Requirement » Every record that follows should be printed verbatim.

Figure collection entries
begin
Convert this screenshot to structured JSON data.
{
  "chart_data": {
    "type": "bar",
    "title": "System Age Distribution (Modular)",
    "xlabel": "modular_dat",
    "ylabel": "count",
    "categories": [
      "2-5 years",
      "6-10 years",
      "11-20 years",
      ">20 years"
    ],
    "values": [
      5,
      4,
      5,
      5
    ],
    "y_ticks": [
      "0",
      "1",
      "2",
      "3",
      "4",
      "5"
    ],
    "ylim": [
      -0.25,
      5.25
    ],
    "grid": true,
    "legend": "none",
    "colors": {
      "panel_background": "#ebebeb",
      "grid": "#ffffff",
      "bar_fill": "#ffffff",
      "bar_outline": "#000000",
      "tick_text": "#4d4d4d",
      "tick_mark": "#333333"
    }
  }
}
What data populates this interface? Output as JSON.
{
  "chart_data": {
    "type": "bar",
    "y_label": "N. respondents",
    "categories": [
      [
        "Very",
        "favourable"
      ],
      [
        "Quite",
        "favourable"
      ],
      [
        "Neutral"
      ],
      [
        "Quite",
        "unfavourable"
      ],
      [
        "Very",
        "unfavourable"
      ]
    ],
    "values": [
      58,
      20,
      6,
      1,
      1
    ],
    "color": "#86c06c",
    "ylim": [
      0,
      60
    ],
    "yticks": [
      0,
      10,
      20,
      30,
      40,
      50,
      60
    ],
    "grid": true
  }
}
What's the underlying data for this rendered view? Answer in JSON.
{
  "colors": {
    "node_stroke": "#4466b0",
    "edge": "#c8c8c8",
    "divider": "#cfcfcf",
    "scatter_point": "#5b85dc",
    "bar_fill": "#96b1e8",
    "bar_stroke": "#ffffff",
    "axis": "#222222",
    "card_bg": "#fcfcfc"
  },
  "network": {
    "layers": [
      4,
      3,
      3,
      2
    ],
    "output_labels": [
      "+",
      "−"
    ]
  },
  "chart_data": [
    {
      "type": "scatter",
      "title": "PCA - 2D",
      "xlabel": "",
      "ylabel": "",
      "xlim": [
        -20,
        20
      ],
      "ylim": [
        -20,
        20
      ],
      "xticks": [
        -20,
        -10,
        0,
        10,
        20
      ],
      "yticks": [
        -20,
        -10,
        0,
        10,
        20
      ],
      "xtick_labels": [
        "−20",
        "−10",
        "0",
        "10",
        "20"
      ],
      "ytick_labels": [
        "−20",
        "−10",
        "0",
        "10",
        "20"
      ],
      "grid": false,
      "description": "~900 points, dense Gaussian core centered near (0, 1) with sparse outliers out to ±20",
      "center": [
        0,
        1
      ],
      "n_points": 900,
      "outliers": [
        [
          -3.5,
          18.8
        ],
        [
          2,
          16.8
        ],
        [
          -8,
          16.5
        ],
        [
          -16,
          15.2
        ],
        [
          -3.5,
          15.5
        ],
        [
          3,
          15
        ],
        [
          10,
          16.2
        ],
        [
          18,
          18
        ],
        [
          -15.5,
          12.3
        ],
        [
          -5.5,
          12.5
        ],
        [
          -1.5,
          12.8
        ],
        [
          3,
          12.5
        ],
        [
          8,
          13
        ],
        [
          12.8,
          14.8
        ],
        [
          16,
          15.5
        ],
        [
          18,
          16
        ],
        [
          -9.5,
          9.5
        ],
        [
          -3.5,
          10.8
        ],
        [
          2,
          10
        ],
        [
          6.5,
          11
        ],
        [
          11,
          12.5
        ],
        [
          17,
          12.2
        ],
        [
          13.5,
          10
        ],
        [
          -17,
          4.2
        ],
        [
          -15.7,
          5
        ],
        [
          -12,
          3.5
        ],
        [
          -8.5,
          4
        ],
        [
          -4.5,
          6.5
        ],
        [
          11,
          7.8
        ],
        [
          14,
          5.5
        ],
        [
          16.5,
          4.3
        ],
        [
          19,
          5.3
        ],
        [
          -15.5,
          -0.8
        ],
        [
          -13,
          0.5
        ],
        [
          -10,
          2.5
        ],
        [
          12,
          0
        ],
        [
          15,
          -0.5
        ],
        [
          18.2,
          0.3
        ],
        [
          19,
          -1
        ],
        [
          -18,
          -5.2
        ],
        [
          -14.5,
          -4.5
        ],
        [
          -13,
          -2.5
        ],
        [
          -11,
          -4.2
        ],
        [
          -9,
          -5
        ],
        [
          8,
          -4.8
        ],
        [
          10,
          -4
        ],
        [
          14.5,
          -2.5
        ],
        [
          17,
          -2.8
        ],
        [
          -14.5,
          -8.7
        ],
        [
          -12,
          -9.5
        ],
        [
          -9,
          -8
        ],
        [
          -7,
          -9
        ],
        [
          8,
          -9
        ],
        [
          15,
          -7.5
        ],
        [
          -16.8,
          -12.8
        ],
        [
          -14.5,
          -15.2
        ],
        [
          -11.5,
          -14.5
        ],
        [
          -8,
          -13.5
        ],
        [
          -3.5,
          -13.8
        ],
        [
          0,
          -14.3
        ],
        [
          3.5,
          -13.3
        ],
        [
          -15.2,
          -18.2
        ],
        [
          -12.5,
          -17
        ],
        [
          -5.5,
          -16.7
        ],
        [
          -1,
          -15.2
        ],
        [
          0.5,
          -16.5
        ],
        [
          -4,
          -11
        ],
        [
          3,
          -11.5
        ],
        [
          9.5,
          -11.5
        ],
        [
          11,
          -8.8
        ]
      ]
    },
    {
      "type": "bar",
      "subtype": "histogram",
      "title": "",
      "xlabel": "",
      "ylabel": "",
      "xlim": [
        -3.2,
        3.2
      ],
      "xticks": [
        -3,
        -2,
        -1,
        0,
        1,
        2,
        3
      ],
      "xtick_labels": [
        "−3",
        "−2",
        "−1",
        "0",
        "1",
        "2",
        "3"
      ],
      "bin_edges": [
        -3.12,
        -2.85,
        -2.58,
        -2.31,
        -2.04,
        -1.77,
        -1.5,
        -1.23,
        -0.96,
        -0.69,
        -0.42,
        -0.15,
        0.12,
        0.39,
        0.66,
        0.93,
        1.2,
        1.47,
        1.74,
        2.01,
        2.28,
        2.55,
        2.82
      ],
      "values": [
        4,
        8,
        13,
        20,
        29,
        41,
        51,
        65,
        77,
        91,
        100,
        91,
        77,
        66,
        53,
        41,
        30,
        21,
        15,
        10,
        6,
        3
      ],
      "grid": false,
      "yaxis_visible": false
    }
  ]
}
end
Response »
Convert this screenshot to structured JSON data.
{
  "chart_data": {
    "type": "bar",
    "title": "System Age Distribution (Modular)",
    "xlabel": "modular_dat",
    "ylabel": "count",
    "categories": [
      "2-5 years",
      "6-10 years",
      "11-20 years",
      ">20 years"
    ],
    "values": [
      5,
      4,
      5,
      5
    ],
    "y_ticks": [
      "0",
      "1",
      "2",
      "3",
      "4",
      "5"
    ],
    "ylim": [
      -0.25,
      5.25
    ],
    "grid": true,
    "legend": "none",
    "colors": {
      "panel_background": "#ebebeb",
      "grid": "#ffffff",
      "bar_fill": "#ffffff",
      "bar_outline": "#000000",
      "tick_text": "#4d4d4d",
      "tick_mark": "#333333"
    }
  }
}
What data populates this interface? Output as JSON.
{
  "chart_data": {
    "type": "bar",
    "y_label": "N. respondents",
    "categories": [
      [
        "Very",
        "favourable"
      ],
      [
        "Quite",
        "favourable"
      ],
      [
        "Neutral"
      ],
      [
        "Quite",
        "unfavourable"
      ],
      [
        "Very",
        "unfavourable"
      ]
    ],
    "values": [
      58,
      20,
      6,
      1,
      1
    ],
    "color": "#86c06c",
    "ylim": [
      0,
      60
    ],
    "yticks": [
      0,
      10,
      20,
      30,
      40,
      50,
      60
    ],
    "grid": true
  }
}
What's the underlying data for this rendered view? Answer in JSON.
{
  "colors": {
    "node_stroke": "#4466b0",
    "edge": "#c8c8c8",
    "divider": "#cfcfcf",
    "scatter_point": "#5b85dc",
    "bar_fill": "#96b1e8",
    "bar_stroke": "#ffffff",
    "axis": "#222222",
    "card_bg": "#fcfcfc"
  },
  "network": {
    "layers": [
      4,
      3,
      3,
      2
    ],
    "output_labels": [
      "+",
      "−"
    ]
  },
  "chart_data": [
    {
      "type": "scatter",
      "title": "PCA - 2D",
      "xlabel": "",
      "ylabel": "",
      "xlim": [
        -20,
        20
      ],
      "ylim": [
        -20,
        20
      ],
      "xticks": [
        -20,
        -10,
        0,
        10,
        20
      ],
      "yticks": [
        -20,
        -10,
        0,
        10,
        20
      ],
      "xtick_labels": [
        "−20",
        "−10",
        "0",
        "10",
        "20"
      ],
      "ytick_labels": [
        "−20",
        "−10",
        "0",
        "10",
        "20"
      ],
      "grid": false,
      "description": "~900 points, dense Gaussian core centered near (0, 1) with sparse outliers out to ±20",
      "center": [
        0,
        1
      ],
      "n_points": 900,
      "outliers": [
        [
          -3.5,
          18.8
        ],
        [
          2,
          16.8
        ],
        [
          -8,
          16.5
        ],
        [
          -16,
          15.2
        ],
        [
          -3.5,
          15.5
        ],
        [
          3,
          15
        ],
        [
          10,
          16.2
        ],
        [
          18,
          18
        ],
        [
          -15.5,
          12.3
        ],
        [
          -5.5,
          12.5
        ],
        [
          -1.5,
          12.8
        ],
        [
          3,
          12.5
        ],
        [
          8,
          13
        ],
        [
          12.8,
          14.8
        ],
        [
          16,
          15.5
        ],
        [
          18,
          16
        ],
        [
          -9.5,
          9.5
        ],
        [
          -3.5,
          10.8
        ],
        [
          2,
          10
        ],
        [
          6.5,
          11
        ],
        [
          11,
          12.5
        ],
        [
          17,
          12.2
        ],
        [
          13.5,
          10
        ],
        [
          -17,
          4.2
        ],
        [
          -15.7,
          5
        ],
        [
          -12,
          3.5
        ],
        [
          -8.5,
          4
        ],
        [
          -4.5,
          6.5
        ],
        [
          11,
          7.8
        ],
        [
          14,
          5.5
        ],
        [
          16.5,
          4.3
        ],
        [
          19,
          5.3
        ],
        [
          -15.5,
          -0.8
        ],
        [
          -13,
          0.5
        ],
        [
          -10,
          2.5
        ],
        [
          12,
          0
        ],
        [
          15,
          -0.5
        ],
        [
          18.2,
          0.3
        ],
        [
          19,
          -1
        ],
        [
          -18,
          -5.2
        ],
        [
          -14.5,
          -4.5
        ],
        [
          -13,
          -2.5
        ],
        [
          -11,
          -4.2
        ],
        [
          -9,
          -5
        ],
        [
          8,
          -4.8
        ],
        [
          10,
          -4
        ],
        [
          14.5,
          -2.5
        ],
        [
          17,
          -2.8
        ],
        [
          -14.5,
          -8.7
        ],
        [
          -12,
          -9.5
        ],
        [
          -9,
          -8
        ],
        [
          -7,
          -9
        ],
        [
          8,
          -9
        ],
        [
          15,
          -7.5
        ],
        [
          -16.8,
          -12.8
        ],
        [
          -14.5,
          -15.2
        ],
        [
          -11.5,
          -14.5
        ],
        [
          -8,
          -13.5
        ],
        [
          -3.5,
          -13.8
        ],
        [
          0,
          -14.3
        ],
        [
          3.5,
          -13.3
        ],
        [
          -15.2,
          -18.2
        ],
        [
          -12.5,
          -17
        ],
        [
          -5.5,
          -16.7
        ],
        [
          -1,
          -15.2
        ],
        [
          0.5,
          -16.5
        ],
        [
          -4,
          -11
        ],
        [
          3,
          -11.5
        ],
        [
          9.5,
          -11.5
        ],
        [
          11,
          -8.8
        ]
      ]
    },
    {
      "type": "bar",
      "subtype": "histogram",
      "title": "",
      "xlabel": "",
      "ylabel": "",
      "xlim": [
        -3.2,
        3.2
      ],
      "xticks": [
        -3,
        -2,
        -1,
        0,
        1,
        2,
        3
      ],
      "xtick_labels": [
        "−3",
        "−2",
        "−1",
        "0",
        "1",
        "2",
        "3"
      ],
      "bin_edges": [
        -3.12,
        -2.85,
        -2.58,
        -2.31,
        -2.04,
        -1.77,
        -1.5,
        -1.23,
        -0.96,
        -0.69,
        -0.42,
        -0.15,
        0.12,
        0.39,
        0.66,
        0.93,
        1.2,
        1.47,
        1.74,
        2.01,
        2.28,
        2.55,
        2.82
      ],
      "values": [
        4,
        8,
        13,
        20,
        29,
        41,
        51,
        65,
        77,
        91,
        100,
        91,
        77,
        66,
        53,
        41,
        30,
        21,
        15,
        10,
        6,
        3
      ],
      "grid": false,
      "yaxis_visible": false
    }
  ]
}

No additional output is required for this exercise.